TASK DETAILS —
Search the material and gather each line with "screenshot" in it.

(Raw records)
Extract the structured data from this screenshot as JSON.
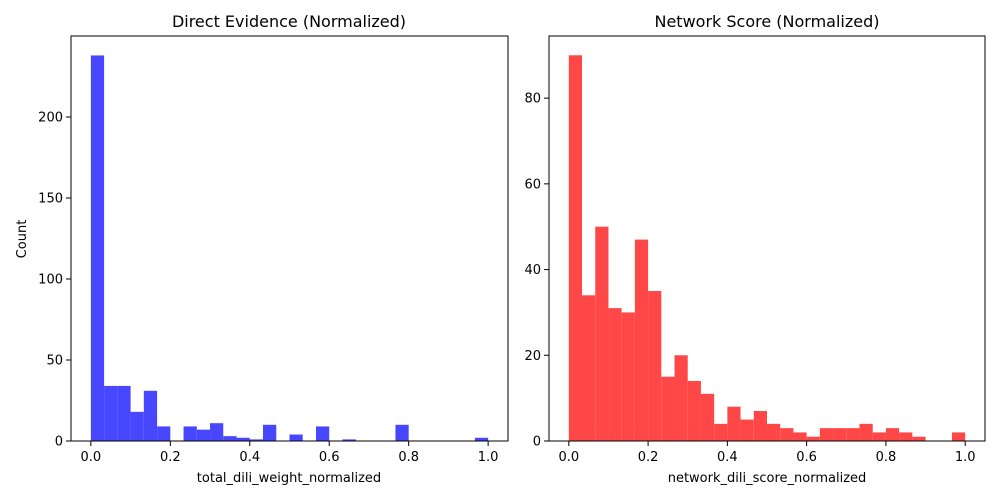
{
  "chart_data": [
    {
      "type": "bar",
      "title": "Direct Evidence (Normalized)",
      "xlabel": "total_dili_weight_normalized",
      "ylabel": "Count",
      "xlim": [
        -0.05,
        1.05
      ],
      "ylim": [
        0,
        250
      ],
      "xticks": [
        0.0,
        0.2,
        0.4,
        0.6,
        0.8,
        1.0
      ],
      "xtick_labels": [
        "0.0",
        "0.2",
        "0.4",
        "0.6",
        "0.8",
        "1.0"
      ],
      "yticks": [
        0,
        50,
        100,
        150,
        200
      ],
      "ytick_labels": [
        "0",
        "50",
        "100",
        "150",
        "200"
      ],
      "bin_edges": [
        0,
        0.0333,
        0.0667,
        0.1,
        0.1333,
        0.1667,
        0.2,
        0.2333,
        0.2667,
        0.3,
        0.3333,
        0.3667,
        0.4,
        0.4333,
        0.4667,
        0.5,
        0.5333,
        0.5667,
        0.6,
        0.6333,
        0.6667,
        0.7,
        0.7333,
        0.7667,
        0.8,
        0.8333,
        0.8667,
        0.9,
        0.9333,
        0.9667,
        1.0
      ],
      "values": [
        238,
        34,
        34,
        18,
        31,
        9,
        0,
        9,
        7,
        11,
        3,
        2,
        1,
        10,
        0,
        4,
        0,
        9,
        0,
        1,
        0,
        0,
        0,
        10,
        0,
        0,
        0,
        0,
        0,
        2
      ],
      "color": "#4747ff",
      "grid": false,
      "legend": "none"
    },
    {
      "type": "bar",
      "title": "Network Score (Normalized)",
      "xlabel": "network_dili_score_normalized",
      "ylabel": "",
      "xlim": [
        -0.05,
        1.05
      ],
      "ylim": [
        0,
        94.5
      ],
      "xticks": [
        0.0,
        0.2,
        0.4,
        0.6,
        0.8,
        1.0
      ],
      "xtick_labels": [
        "0.0",
        "0.2",
        "0.4",
        "0.6",
        "0.8",
        "1.0"
      ],
      "yticks": [
        0,
        20,
        40,
        60,
        80
      ],
      "ytick_labels": [
        "0",
        "20",
        "40",
        "60",
        "80"
      ],
      "bin_edges": [
        0,
        0.0333,
        0.0667,
        0.1,
        0.1333,
        0.1667,
        0.2,
        0.2333,
        0.2667,
        0.3,
        0.3333,
        0.3667,
        0.4,
        0.4333,
        0.4667,
        0.5,
        0.5333,
        0.5667,
        0.6,
        0.6333,
        0.6667,
        0.7,
        0.7333,
        0.7667,
        0.8,
        0.8333,
        0.8667,
        0.9,
        0.9333,
        0.9667,
        1.0
      ],
      "values": [
        90,
        34,
        50,
        31,
        30,
        47,
        35,
        15,
        20,
        14,
        11,
        4,
        8,
        5,
        7,
        4,
        3,
        2,
        1,
        3,
        3,
        3,
        4,
        2,
        3,
        2,
        1,
        0,
        0,
        2
      ],
      "color": "#ff4747",
      "grid": false,
      "legend": "none"
    }
  ]
}
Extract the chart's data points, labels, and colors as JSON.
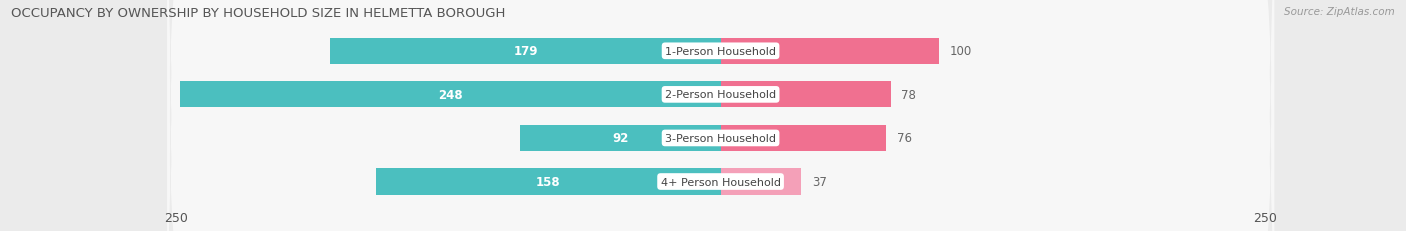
{
  "title": "OCCUPANCY BY OWNERSHIP BY HOUSEHOLD SIZE IN HELMETTA BOROUGH",
  "source": "Source: ZipAtlas.com",
  "categories": [
    "1-Person Household",
    "2-Person Household",
    "3-Person Household",
    "4+ Person Household"
  ],
  "owner_values": [
    179,
    248,
    92,
    158
  ],
  "renter_values": [
    100,
    78,
    76,
    37
  ],
  "max_val": 250,
  "owner_color": "#4BBFBF",
  "renter_color": "#F07090",
  "renter_color_light": "#F4A0B8",
  "bg_color": "#EBEBEB",
  "row_bg_color": "#F7F7F7",
  "title_fontsize": 9.5,
  "bar_label_fontsize": 8.5,
  "category_fontsize": 8,
  "axis_label_fontsize": 9,
  "legend_fontsize": 9,
  "owner_label_threshold": 30
}
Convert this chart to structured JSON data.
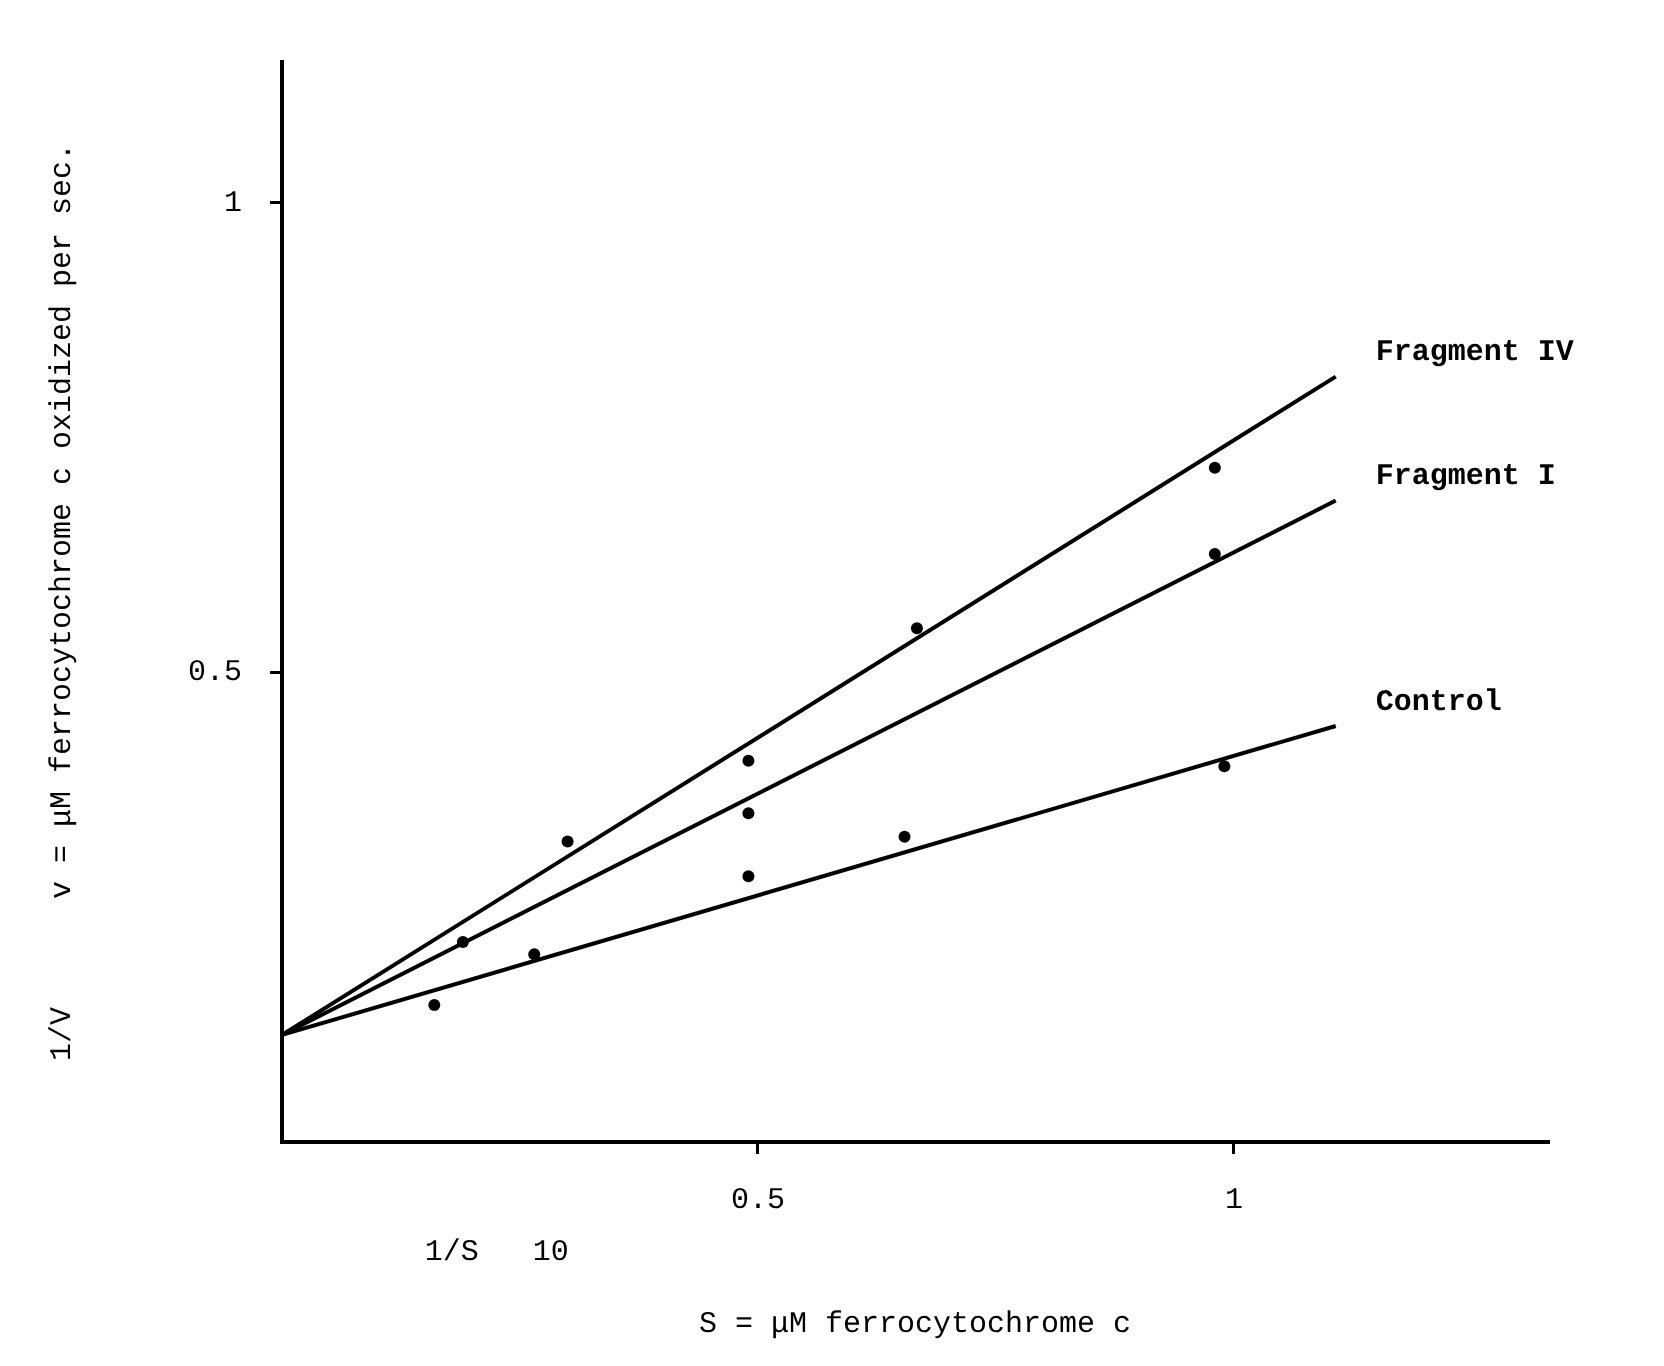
{
  "chart_data": {
    "type": "scatter",
    "xlabel": "S = μM ferrocytochrome c",
    "ylabel": "1/V      v = μM ferrocytochrome c oxidized per sec.",
    "annotations": [
      "1/S   10"
    ],
    "xlim": [
      0,
      1.33
    ],
    "xticks": [
      0.5,
      1
    ],
    "ylim": [
      0,
      1.15
    ],
    "yticks": [
      0.5,
      1
    ],
    "grid": false,
    "legend": false,
    "series": [
      {
        "type": "line",
        "name": "Fragment IV",
        "color": "#000000",
        "marker": "none",
        "x": [
          0,
          1.107
        ],
        "values": [
          0.114,
          0.815
        ]
      },
      {
        "type": "line",
        "name": "Fragment I",
        "color": "#000000",
        "marker": "none",
        "x": [
          0,
          1.107
        ],
        "values": [
          0.114,
          0.683
        ]
      },
      {
        "type": "line",
        "name": "Control",
        "color": "#000000",
        "marker": "none",
        "x": [
          0,
          1.107
        ],
        "values": [
          0.114,
          0.443
        ]
      },
      {
        "type": "scatter",
        "color": "#000000",
        "marker": "circle",
        "x": [
          0.3,
          0.49,
          0.667,
          0.98
        ],
        "values": [
          0.32,
          0.406,
          0.547,
          0.718
        ]
      },
      {
        "type": "scatter",
        "color": "#000000",
        "marker": "circle",
        "x": [
          0.19,
          0.49,
          0.98
        ],
        "values": [
          0.213,
          0.35,
          0.626
        ]
      },
      {
        "type": "scatter",
        "color": "#000000",
        "marker": "circle",
        "x": [
          0.16,
          0.265,
          0.49,
          0.654,
          0.99
        ],
        "values": [
          0.146,
          0.2,
          0.283,
          0.325,
          0.4
        ]
      }
    ]
  }
}
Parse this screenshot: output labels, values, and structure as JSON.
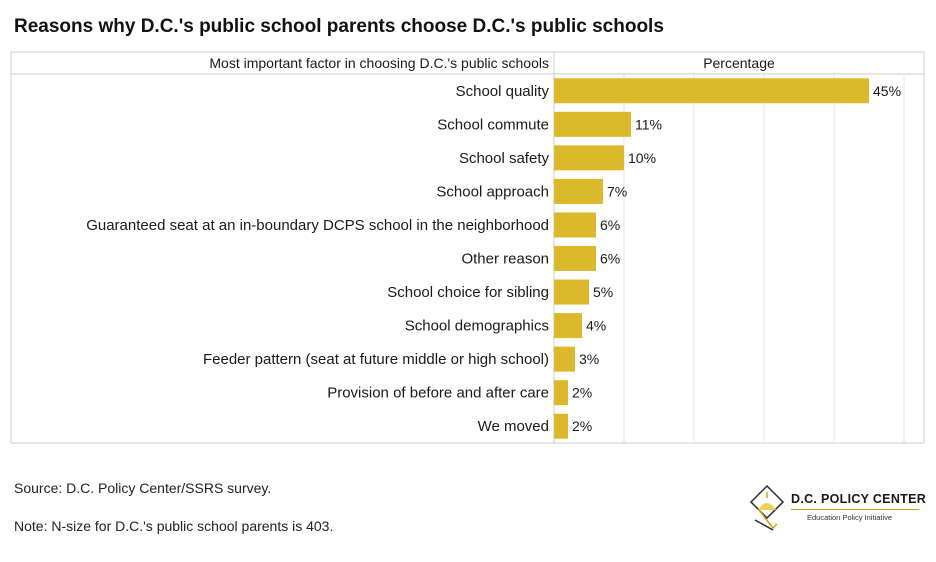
{
  "title": "Reasons why D.C.'s public school parents choose D.C.'s public schools",
  "source": "Source: D.C. Policy Center/SSRS survey.",
  "note": "Note: N-size for D.C.'s public school parents is 403.",
  "logo": {
    "name": "D.C. POLICY CENTER",
    "tagline": "Education Policy Initiative"
  },
  "colors": {
    "bar": "#dcb92c",
    "grid": "#e4e4e4",
    "border": "#cccccc",
    "logo_accent": "#cfa20a"
  },
  "chart_data": {
    "type": "bar",
    "orientation": "horizontal",
    "category_header": "Most important factor in choosing D.C.'s public schools",
    "value_header": "Percentage",
    "categories": [
      "School quality",
      "School commute",
      "School safety",
      "School approach",
      "Guaranteed seat at an in-boundary DCPS school in the neighborhood",
      "Other reason",
      "School choice for sibling",
      "School demographics",
      "Feeder pattern (seat at future middle or high school)",
      "Provision of before and after care",
      "We moved"
    ],
    "values": [
      45,
      11,
      10,
      7,
      6,
      6,
      5,
      4,
      3,
      2,
      2
    ],
    "value_labels": [
      "45%",
      "11%",
      "10%",
      "7%",
      "6%",
      "6%",
      "5%",
      "4%",
      "3%",
      "2%",
      "2%"
    ],
    "xlim": [
      0,
      50
    ],
    "grid": true
  }
}
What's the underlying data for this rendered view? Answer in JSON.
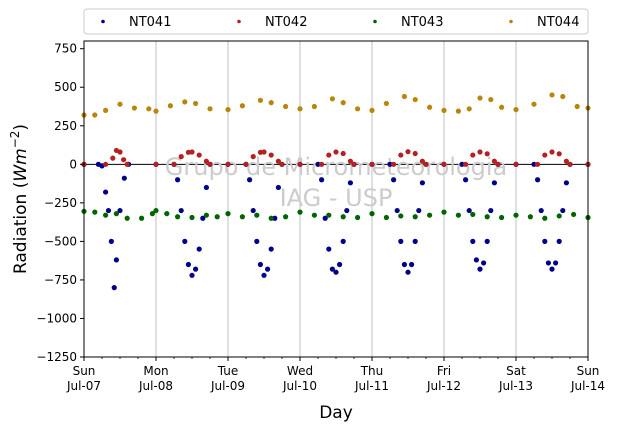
{
  "chart_data": {
    "type": "scatter",
    "title": "",
    "xlabel": "Day",
    "ylabel_prefix": "Radiation (",
    "ylabel_unit_base": "Wm",
    "ylabel_unit_exp": "−2",
    "ylabel_suffix": ")",
    "ylim": [
      -1250,
      800
    ],
    "xlim": [
      0,
      7
    ],
    "grid": "vertical",
    "legend_placement": "top",
    "watermark": [
      "Grupo de Micrometeorologia",
      "IAG - USP"
    ],
    "y_ticks": [
      {
        "value": 750,
        "label": "750"
      },
      {
        "value": 500,
        "label": "500"
      },
      {
        "value": 250,
        "label": "250"
      },
      {
        "value": 0,
        "label": "0"
      },
      {
        "value": -250,
        "label": "−250"
      },
      {
        "value": -500,
        "label": "−500"
      },
      {
        "value": -750,
        "label": "−750"
      },
      {
        "value": -1000,
        "label": "−1000"
      },
      {
        "value": -1250,
        "label": "−1250"
      }
    ],
    "x_ticks": [
      {
        "value": 0,
        "day": "Sun",
        "date": "Jul-07"
      },
      {
        "value": 1,
        "day": "Mon",
        "date": "Jul-08"
      },
      {
        "value": 2,
        "day": "Tue",
        "date": "Jul-09"
      },
      {
        "value": 3,
        "day": "Wed",
        "date": "Jul-10"
      },
      {
        "value": 4,
        "day": "Thu",
        "date": "Jul-11"
      },
      {
        "value": 5,
        "day": "Fri",
        "date": "Jul-12"
      },
      {
        "value": 6,
        "day": "Sat",
        "date": "Jul-13"
      },
      {
        "value": 7,
        "day": "Sun",
        "date": "Jul-14"
      }
    ],
    "series": [
      {
        "name": "NT041",
        "color": "#00008b",
        "points": [
          [
            0.0,
            0
          ],
          [
            0.2,
            0
          ],
          [
            0.25,
            -10
          ],
          [
            0.3,
            -180
          ],
          [
            0.34,
            -300
          ],
          [
            0.38,
            -500
          ],
          [
            0.42,
            -800
          ],
          [
            0.45,
            -620
          ],
          [
            0.5,
            -300
          ],
          [
            0.56,
            -90
          ],
          [
            0.62,
            0
          ],
          [
            1.0,
            0
          ],
          [
            1.25,
            0
          ],
          [
            1.3,
            -100
          ],
          [
            1.35,
            -300
          ],
          [
            1.4,
            -500
          ],
          [
            1.45,
            -650
          ],
          [
            1.5,
            -720
          ],
          [
            1.55,
            -680
          ],
          [
            1.6,
            -550
          ],
          [
            1.65,
            -350
          ],
          [
            1.7,
            -150
          ],
          [
            1.75,
            0
          ],
          [
            2.0,
            0
          ],
          [
            2.25,
            0
          ],
          [
            2.3,
            -100
          ],
          [
            2.35,
            -300
          ],
          [
            2.4,
            -500
          ],
          [
            2.45,
            -650
          ],
          [
            2.5,
            -720
          ],
          [
            2.55,
            -680
          ],
          [
            2.6,
            -550
          ],
          [
            2.65,
            -350
          ],
          [
            2.7,
            -150
          ],
          [
            2.75,
            0
          ],
          [
            3.0,
            0
          ],
          [
            3.25,
            0
          ],
          [
            3.3,
            -100
          ],
          [
            3.35,
            -350
          ],
          [
            3.4,
            -550
          ],
          [
            3.45,
            -680
          ],
          [
            3.5,
            -700
          ],
          [
            3.55,
            -650
          ],
          [
            3.6,
            -500
          ],
          [
            3.65,
            -300
          ],
          [
            3.7,
            -120
          ],
          [
            3.75,
            0
          ],
          [
            4.0,
            0
          ],
          [
            4.25,
            0
          ],
          [
            4.3,
            -100
          ],
          [
            4.35,
            -300
          ],
          [
            4.4,
            -500
          ],
          [
            4.45,
            -650
          ],
          [
            4.5,
            -700
          ],
          [
            4.55,
            -650
          ],
          [
            4.6,
            -500
          ],
          [
            4.65,
            -300
          ],
          [
            4.7,
            -120
          ],
          [
            4.75,
            0
          ],
          [
            5.0,
            0
          ],
          [
            5.25,
            0
          ],
          [
            5.3,
            -100
          ],
          [
            5.35,
            -300
          ],
          [
            5.4,
            -500
          ],
          [
            5.45,
            -620
          ],
          [
            5.5,
            -680
          ],
          [
            5.55,
            -640
          ],
          [
            5.6,
            -500
          ],
          [
            5.65,
            -300
          ],
          [
            5.7,
            -120
          ],
          [
            5.75,
            0
          ],
          [
            6.0,
            0
          ],
          [
            6.25,
            0
          ],
          [
            6.3,
            -100
          ],
          [
            6.35,
            -300
          ],
          [
            6.4,
            -500
          ],
          [
            6.45,
            -640
          ],
          [
            6.5,
            -680
          ],
          [
            6.55,
            -640
          ],
          [
            6.6,
            -500
          ],
          [
            6.65,
            -300
          ],
          [
            6.7,
            -120
          ],
          [
            6.75,
            0
          ],
          [
            7.0,
            0
          ]
        ]
      },
      {
        "name": "NT042",
        "color": "#b22222",
        "points": [
          [
            0.0,
            0
          ],
          [
            0.3,
            0
          ],
          [
            0.4,
            40
          ],
          [
            0.45,
            90
          ],
          [
            0.5,
            80
          ],
          [
            0.55,
            30
          ],
          [
            0.6,
            0
          ],
          [
            1.0,
            0
          ],
          [
            1.25,
            0
          ],
          [
            1.35,
            50
          ],
          [
            1.45,
            78
          ],
          [
            1.5,
            80
          ],
          [
            1.6,
            60
          ],
          [
            1.7,
            20
          ],
          [
            1.75,
            0
          ],
          [
            2.0,
            0
          ],
          [
            2.25,
            0
          ],
          [
            2.35,
            50
          ],
          [
            2.45,
            78
          ],
          [
            2.5,
            80
          ],
          [
            2.6,
            60
          ],
          [
            2.7,
            20
          ],
          [
            2.75,
            0
          ],
          [
            3.0,
            0
          ],
          [
            3.3,
            0
          ],
          [
            3.4,
            60
          ],
          [
            3.5,
            80
          ],
          [
            3.6,
            70
          ],
          [
            3.7,
            20
          ],
          [
            3.75,
            0
          ],
          [
            4.0,
            0
          ],
          [
            4.3,
            0
          ],
          [
            4.4,
            60
          ],
          [
            4.5,
            82
          ],
          [
            4.6,
            70
          ],
          [
            4.7,
            20
          ],
          [
            4.75,
            0
          ],
          [
            5.0,
            0
          ],
          [
            5.3,
            0
          ],
          [
            5.4,
            60
          ],
          [
            5.5,
            80
          ],
          [
            5.6,
            68
          ],
          [
            5.7,
            20
          ],
          [
            5.75,
            0
          ],
          [
            6.0,
            0
          ],
          [
            6.3,
            0
          ],
          [
            6.4,
            60
          ],
          [
            6.5,
            80
          ],
          [
            6.6,
            68
          ],
          [
            6.7,
            20
          ],
          [
            6.75,
            0
          ],
          [
            7.0,
            0
          ]
        ]
      },
      {
        "name": "NT043",
        "color": "#006400",
        "points": [
          [
            0.0,
            -305
          ],
          [
            0.15,
            -310
          ],
          [
            0.3,
            -330
          ],
          [
            0.45,
            -320
          ],
          [
            0.6,
            -350
          ],
          [
            0.8,
            -350
          ],
          [
            0.95,
            -320
          ],
          [
            1.0,
            -300
          ],
          [
            1.15,
            -320
          ],
          [
            1.3,
            -340
          ],
          [
            1.5,
            -345
          ],
          [
            1.7,
            -330
          ],
          [
            1.85,
            -340
          ],
          [
            2.0,
            -320
          ],
          [
            2.2,
            -340
          ],
          [
            2.4,
            -330
          ],
          [
            2.6,
            -350
          ],
          [
            2.8,
            -340
          ],
          [
            3.0,
            -310
          ],
          [
            3.2,
            -330
          ],
          [
            3.4,
            -330
          ],
          [
            3.6,
            -340
          ],
          [
            3.8,
            -345
          ],
          [
            4.0,
            -320
          ],
          [
            4.2,
            -345
          ],
          [
            4.4,
            -335
          ],
          [
            4.6,
            -340
          ],
          [
            4.8,
            -330
          ],
          [
            5.0,
            -310
          ],
          [
            5.2,
            -330
          ],
          [
            5.4,
            -325
          ],
          [
            5.6,
            -340
          ],
          [
            5.8,
            -345
          ],
          [
            6.0,
            -330
          ],
          [
            6.2,
            -340
          ],
          [
            6.4,
            -350
          ],
          [
            6.6,
            -335
          ],
          [
            6.8,
            -325
          ],
          [
            7.0,
            -345
          ]
        ]
      },
      {
        "name": "NT044",
        "color": "#b8860b",
        "points": [
          [
            0.0,
            320
          ],
          [
            0.15,
            320
          ],
          [
            0.3,
            350
          ],
          [
            0.5,
            390
          ],
          [
            0.7,
            365
          ],
          [
            0.9,
            360
          ],
          [
            1.0,
            345
          ],
          [
            1.2,
            380
          ],
          [
            1.4,
            405
          ],
          [
            1.55,
            395
          ],
          [
            1.75,
            360
          ],
          [
            2.0,
            355
          ],
          [
            2.2,
            380
          ],
          [
            2.45,
            415
          ],
          [
            2.6,
            400
          ],
          [
            2.8,
            375
          ],
          [
            3.0,
            360
          ],
          [
            3.2,
            375
          ],
          [
            3.45,
            425
          ],
          [
            3.6,
            400
          ],
          [
            3.8,
            360
          ],
          [
            4.0,
            350
          ],
          [
            4.2,
            395
          ],
          [
            4.45,
            440
          ],
          [
            4.6,
            420
          ],
          [
            4.8,
            370
          ],
          [
            5.0,
            350
          ],
          [
            5.2,
            345
          ],
          [
            5.35,
            360
          ],
          [
            5.5,
            430
          ],
          [
            5.65,
            420
          ],
          [
            5.8,
            370
          ],
          [
            6.0,
            355
          ],
          [
            6.25,
            390
          ],
          [
            6.5,
            450
          ],
          [
            6.65,
            440
          ],
          [
            6.85,
            375
          ],
          [
            7.0,
            365
          ]
        ]
      }
    ]
  }
}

RESULT OF THIS TASK —
Extract the structured data from this screenshot as JSON.
Parse this screenshot: output labels, values, and structure as JSON.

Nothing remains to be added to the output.